Request: Find every line with "other" in it, then report how many there are and nothing more.

Stored data entries
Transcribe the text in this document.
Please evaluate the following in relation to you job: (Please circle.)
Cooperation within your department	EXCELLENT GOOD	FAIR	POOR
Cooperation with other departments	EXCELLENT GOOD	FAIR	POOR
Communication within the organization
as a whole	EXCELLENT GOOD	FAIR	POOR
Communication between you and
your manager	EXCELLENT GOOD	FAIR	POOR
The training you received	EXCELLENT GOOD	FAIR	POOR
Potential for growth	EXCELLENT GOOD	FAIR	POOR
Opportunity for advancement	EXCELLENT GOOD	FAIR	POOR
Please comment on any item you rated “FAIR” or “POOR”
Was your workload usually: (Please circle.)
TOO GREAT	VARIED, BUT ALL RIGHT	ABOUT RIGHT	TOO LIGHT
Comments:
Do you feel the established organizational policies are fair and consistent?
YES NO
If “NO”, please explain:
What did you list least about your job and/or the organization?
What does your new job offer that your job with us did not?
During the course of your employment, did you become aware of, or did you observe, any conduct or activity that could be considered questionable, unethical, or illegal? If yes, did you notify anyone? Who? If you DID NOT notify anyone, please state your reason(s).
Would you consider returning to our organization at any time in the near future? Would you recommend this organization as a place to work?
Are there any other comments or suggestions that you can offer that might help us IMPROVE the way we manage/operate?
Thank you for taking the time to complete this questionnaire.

Task output: 2